> _Exercise aim_: In the kidney transplantation abstract, which three agents made up the regimen whose patients had a significantly higher percentage of Tregs during the first year?

Costimulatory blockade with mTor inhibition abrogates effector T‐cell responses allowing regulatory T‐cell survival in renal transplantation

The advent of novel immunosuppressive strategies in renal transplantation, with immunomodulatory properties, might facilitate long‐term allograft survival. T‐cell depletion, costimulation‐blockade and mTor inhibition have been shown to favour anti‐donor hyporesponsiveness. Recently, the combination of rATG, belatacept (Bela) and sirolimus (SRL) has been used in kidney transplantation, showing very low incidence of acute rejection and excellent 12‐month graft and patient survival. Herein, we have analysed the 1‐year evolution of memory/effector and regulatory T cells and assessed the donor‐specific T‐cell alloimmune response in a group of these patients and compared with others treated with a calcineurin‐inhibitor(CNI)‐based (rATG/tacrolimus/MMF), and two other Bela‐based regimens (rATG/Bela/MMF and basiliximab/Bela/MMF/steroids). During the first year after transplantation, patients receiving rATG/Bela/SRL had significantly higher percentage of Tregs upon the memory T‐cell compartment and showed a potent anti‐donor suppressive activity. In an in vitro naive and memory/effector T‐cell co‐culture, the combination of costimulation‐blockade and SRL could abrogate both antigen‐specific T‐cell responses as efficiently as using a CNI drug. The combination of T‐cell depletion, costimulation‐blockade and mTor inhibition seems to be able to allow Treg survival and inhibit donor‐specific alloreactive effector immune responses after kidney transplantation in humans.

> _Provided information_:
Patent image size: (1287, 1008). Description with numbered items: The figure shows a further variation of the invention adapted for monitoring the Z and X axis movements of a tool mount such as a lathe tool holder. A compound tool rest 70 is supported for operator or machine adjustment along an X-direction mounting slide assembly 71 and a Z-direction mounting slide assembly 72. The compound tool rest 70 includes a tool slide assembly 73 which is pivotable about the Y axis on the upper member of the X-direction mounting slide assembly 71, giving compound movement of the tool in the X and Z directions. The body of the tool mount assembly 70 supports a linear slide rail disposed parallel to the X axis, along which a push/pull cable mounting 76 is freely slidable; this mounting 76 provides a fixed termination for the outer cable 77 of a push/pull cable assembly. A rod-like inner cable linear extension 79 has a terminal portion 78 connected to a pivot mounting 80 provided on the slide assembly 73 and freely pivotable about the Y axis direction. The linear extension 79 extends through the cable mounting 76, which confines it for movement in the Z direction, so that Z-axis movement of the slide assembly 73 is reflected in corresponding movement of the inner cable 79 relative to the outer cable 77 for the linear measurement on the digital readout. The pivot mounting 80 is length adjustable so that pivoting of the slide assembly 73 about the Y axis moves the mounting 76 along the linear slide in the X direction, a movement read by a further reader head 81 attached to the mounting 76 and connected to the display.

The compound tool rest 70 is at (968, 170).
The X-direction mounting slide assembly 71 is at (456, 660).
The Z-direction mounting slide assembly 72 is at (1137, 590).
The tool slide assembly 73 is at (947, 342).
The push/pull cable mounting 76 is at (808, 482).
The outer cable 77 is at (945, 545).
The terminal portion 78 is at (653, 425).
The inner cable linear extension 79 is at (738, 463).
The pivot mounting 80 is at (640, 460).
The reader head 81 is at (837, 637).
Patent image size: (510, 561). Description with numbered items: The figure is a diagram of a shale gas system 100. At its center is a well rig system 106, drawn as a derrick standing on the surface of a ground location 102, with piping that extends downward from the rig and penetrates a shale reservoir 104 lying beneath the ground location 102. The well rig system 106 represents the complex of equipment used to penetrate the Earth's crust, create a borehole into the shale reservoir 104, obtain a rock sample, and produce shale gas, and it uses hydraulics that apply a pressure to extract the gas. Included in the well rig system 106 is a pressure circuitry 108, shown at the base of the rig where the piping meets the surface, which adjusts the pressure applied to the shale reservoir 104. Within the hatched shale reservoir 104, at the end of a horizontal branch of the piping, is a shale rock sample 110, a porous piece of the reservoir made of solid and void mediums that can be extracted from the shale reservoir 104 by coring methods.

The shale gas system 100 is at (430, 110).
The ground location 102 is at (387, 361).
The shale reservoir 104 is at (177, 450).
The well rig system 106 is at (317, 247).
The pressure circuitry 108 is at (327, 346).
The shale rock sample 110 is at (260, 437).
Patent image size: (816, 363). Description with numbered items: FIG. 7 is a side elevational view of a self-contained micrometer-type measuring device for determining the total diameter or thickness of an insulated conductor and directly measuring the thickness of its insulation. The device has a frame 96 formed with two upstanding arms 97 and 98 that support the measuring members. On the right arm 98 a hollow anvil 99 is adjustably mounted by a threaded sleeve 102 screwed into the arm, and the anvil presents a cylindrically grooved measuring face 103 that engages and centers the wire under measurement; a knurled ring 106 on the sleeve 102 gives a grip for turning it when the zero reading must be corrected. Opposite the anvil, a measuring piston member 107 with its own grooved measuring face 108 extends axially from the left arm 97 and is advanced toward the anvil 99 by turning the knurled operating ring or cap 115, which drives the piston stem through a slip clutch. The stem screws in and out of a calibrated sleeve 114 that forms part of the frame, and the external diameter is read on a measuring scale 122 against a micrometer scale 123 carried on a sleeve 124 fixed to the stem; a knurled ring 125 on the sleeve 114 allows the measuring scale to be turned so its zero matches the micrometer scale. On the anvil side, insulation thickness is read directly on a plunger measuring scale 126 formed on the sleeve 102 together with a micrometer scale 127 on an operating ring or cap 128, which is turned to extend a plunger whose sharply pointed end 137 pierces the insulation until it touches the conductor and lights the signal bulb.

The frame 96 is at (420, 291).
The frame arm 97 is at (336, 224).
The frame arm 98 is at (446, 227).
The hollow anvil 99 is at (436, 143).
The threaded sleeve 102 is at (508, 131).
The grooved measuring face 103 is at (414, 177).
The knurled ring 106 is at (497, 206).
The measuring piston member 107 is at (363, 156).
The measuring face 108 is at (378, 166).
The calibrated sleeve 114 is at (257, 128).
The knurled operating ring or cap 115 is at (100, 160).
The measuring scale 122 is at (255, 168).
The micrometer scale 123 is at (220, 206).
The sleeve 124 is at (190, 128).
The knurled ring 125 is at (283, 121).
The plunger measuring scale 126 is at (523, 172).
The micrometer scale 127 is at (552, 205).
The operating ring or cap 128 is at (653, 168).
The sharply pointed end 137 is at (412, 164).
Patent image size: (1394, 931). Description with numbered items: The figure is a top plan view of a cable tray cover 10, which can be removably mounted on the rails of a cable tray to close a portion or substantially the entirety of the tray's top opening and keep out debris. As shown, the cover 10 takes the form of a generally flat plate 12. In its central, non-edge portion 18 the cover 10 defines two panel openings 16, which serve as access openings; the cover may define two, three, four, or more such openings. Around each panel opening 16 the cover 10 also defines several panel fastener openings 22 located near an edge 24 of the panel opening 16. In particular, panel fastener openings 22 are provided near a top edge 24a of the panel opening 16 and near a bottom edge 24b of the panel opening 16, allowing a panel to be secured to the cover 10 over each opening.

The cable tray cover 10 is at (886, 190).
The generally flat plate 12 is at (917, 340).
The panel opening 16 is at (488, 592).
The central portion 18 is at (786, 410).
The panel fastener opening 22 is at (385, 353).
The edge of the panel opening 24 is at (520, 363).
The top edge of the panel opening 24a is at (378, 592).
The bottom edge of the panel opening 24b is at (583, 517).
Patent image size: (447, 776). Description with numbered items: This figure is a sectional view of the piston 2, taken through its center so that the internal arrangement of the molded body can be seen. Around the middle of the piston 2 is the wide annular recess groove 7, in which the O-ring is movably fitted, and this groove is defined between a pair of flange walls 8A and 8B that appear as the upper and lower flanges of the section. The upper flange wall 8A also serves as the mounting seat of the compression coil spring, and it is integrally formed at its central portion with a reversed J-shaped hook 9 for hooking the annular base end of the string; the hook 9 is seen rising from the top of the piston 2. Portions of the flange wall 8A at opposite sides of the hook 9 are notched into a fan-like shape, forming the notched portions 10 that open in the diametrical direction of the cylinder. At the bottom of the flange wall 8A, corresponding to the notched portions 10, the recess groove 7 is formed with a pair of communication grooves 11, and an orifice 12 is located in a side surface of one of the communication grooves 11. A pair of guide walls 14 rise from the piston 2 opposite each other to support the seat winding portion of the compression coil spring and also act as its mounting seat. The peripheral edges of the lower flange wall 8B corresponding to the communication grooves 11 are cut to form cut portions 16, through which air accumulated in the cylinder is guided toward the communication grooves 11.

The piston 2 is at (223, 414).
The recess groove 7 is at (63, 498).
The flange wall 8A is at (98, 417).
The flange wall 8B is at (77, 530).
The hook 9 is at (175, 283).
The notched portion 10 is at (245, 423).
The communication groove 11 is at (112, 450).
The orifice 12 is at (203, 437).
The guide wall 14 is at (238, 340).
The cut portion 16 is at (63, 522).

> _Answer below_: rATG, belatacept (Bela) and sirolimus (SRL).